• _Supplied material_
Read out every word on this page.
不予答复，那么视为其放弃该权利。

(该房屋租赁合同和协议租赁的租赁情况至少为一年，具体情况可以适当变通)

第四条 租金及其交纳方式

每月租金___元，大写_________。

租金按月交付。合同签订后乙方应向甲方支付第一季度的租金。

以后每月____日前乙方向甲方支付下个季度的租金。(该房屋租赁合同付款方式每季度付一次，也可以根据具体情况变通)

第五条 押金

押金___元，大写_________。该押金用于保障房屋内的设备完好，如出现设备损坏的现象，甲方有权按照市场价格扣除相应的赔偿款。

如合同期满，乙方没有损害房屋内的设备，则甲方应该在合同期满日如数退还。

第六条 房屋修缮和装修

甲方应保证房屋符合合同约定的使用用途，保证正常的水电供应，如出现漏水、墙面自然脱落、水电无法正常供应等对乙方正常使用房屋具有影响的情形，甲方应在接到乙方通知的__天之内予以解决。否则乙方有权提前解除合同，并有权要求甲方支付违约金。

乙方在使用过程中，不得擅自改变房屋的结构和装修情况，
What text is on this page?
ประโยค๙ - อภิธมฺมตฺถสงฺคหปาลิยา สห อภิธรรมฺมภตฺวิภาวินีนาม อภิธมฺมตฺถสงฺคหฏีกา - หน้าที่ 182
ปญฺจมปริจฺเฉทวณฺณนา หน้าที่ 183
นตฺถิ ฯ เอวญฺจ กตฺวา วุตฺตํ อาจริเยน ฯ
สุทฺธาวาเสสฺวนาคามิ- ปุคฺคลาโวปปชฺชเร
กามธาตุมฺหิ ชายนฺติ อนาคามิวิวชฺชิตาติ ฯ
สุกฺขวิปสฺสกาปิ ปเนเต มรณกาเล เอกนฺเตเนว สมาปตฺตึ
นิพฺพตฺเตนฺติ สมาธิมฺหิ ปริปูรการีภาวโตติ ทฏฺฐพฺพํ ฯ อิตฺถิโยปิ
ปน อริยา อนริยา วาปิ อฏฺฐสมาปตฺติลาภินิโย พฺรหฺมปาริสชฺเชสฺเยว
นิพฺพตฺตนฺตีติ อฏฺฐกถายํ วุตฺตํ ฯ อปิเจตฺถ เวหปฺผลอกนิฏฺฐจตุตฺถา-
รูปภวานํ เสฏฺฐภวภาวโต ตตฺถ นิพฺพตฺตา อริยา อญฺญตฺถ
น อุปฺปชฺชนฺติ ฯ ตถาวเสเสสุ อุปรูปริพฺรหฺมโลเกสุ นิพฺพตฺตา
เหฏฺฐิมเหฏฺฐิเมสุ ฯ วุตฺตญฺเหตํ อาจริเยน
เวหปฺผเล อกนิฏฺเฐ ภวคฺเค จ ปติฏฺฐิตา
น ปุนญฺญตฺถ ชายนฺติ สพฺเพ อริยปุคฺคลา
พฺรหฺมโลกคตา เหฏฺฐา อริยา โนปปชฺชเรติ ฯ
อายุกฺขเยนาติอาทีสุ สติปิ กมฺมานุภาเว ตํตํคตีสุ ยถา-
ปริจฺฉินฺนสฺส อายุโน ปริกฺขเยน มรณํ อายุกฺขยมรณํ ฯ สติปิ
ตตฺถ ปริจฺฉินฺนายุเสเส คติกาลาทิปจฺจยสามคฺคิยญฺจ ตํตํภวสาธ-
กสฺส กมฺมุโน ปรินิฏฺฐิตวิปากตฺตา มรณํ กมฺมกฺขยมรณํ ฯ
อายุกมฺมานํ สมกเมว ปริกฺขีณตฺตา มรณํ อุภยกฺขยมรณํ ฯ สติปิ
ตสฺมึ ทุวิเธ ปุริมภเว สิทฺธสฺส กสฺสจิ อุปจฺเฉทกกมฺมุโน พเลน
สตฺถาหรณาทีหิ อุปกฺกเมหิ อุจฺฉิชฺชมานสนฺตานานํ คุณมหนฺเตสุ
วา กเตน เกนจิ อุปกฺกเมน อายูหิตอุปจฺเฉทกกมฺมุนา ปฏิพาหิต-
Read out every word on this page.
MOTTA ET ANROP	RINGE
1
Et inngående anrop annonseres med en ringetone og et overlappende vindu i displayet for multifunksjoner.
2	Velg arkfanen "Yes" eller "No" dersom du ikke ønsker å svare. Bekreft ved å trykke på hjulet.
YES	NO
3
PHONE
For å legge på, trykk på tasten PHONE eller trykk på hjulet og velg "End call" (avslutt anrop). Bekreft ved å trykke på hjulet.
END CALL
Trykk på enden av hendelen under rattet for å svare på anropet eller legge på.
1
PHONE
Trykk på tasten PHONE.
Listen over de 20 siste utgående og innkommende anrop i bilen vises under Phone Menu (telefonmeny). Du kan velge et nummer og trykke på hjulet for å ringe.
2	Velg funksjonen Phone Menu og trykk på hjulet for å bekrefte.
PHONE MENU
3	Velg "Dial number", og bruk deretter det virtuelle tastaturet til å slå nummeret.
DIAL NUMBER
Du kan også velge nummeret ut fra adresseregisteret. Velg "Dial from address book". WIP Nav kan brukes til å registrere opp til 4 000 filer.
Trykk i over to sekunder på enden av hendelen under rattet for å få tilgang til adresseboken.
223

• _Exercise_
Pick out the lines that contain "rattet" and copy them.

• _Final result_
Trykk på enden av hendelen under rattet for å svare på anropet eller legge på.
Trykk i over to sekunder på enden av hendelen under rattet for å få tilgang til adresseboken.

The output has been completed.